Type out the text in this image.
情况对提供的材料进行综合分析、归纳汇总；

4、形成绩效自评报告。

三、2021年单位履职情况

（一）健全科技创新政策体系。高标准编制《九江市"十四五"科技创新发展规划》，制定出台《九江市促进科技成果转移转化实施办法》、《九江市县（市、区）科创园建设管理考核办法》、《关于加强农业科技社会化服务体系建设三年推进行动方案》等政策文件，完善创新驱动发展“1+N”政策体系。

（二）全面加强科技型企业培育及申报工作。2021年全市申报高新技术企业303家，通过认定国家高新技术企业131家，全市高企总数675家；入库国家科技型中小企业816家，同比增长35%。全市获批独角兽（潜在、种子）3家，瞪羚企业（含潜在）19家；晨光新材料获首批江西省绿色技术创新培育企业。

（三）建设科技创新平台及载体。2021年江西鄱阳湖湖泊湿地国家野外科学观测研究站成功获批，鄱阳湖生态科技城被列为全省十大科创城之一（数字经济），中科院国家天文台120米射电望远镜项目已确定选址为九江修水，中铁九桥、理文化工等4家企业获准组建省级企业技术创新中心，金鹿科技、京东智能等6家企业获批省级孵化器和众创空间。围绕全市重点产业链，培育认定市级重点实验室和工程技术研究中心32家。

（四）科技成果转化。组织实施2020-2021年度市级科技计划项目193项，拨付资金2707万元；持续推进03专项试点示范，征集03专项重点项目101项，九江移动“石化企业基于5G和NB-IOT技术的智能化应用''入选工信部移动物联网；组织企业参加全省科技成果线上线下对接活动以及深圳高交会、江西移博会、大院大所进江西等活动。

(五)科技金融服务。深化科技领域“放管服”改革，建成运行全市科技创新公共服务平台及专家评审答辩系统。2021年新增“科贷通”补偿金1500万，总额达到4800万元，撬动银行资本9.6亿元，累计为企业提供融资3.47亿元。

--------------------

What is expected:
Write down all the entries again without a single difference.

Solution to the problem:
Type out the text in this image.
情况对提供的材料进行综合分析、归纳汇总；

4、形成绩效自评报告。

三、2021年单位履职情况

（一）健全科技创新政策体系。高标准编制《九江市"十四五"科技创新发展规划》，制定出台《九江市促进科技成果转移转化实施办法》、《九江市县（市、区）科创园建设管理考核办法》、《关于加强农业科技社会化服务体系建设三年推进行动方案》等政策文件，完善创新驱动发展“1+N”政策体系。

（二）全面加强科技型企业培育及申报工作。2021年全市申报高新技术企业303家，通过认定国家高新技术企业131家，全市高企总数675家；入库国家科技型中小企业816家，同比增长35%。全市获批独角兽（潜在、种子）3家，瞪羚企业（含潜在）19家；晨光新材料获首批江西省绿色技术创新培育企业。

（三）建设科技创新平台及载体。2021年江西鄱阳湖湖泊湿地国家野外科学观测研究站成功获批，鄱阳湖生态科技城被列为全省十大科创城之一（数字经济），中科院国家天文台120米射电望远镜项目已确定选址为九江修水，中铁九桥、理文化工等4家企业获准组建省级企业技术创新中心，金鹿科技、京东智能等6家企业获批省级孵化器和众创空间。围绕全市重点产业链，培育认定市级重点实验室和工程技术研究中心32家。

（四）科技成果转化。组织实施2020-2021年度市级科技计划项目193项，拨付资金2707万元；持续推进03专项试点示范，征集03专项重点项目101项，九江移动“石化企业基于5G和NB-IOT技术的智能化应用''入选工信部移动物联网；组织企业参加全省科技成果线上线下对接活动以及深圳高交会、江西移博会、大院大所进江西等活动。

(五)科技金融服务。深化科技领域“放管服”改革，建成运行全市科技创新公共服务平台及专家评审答辩系统。2021年新增“科贷通”补偿金1500万，总额达到4800万元，撬动银行资本9.6亿元，累计为企业提供融资3.47亿元。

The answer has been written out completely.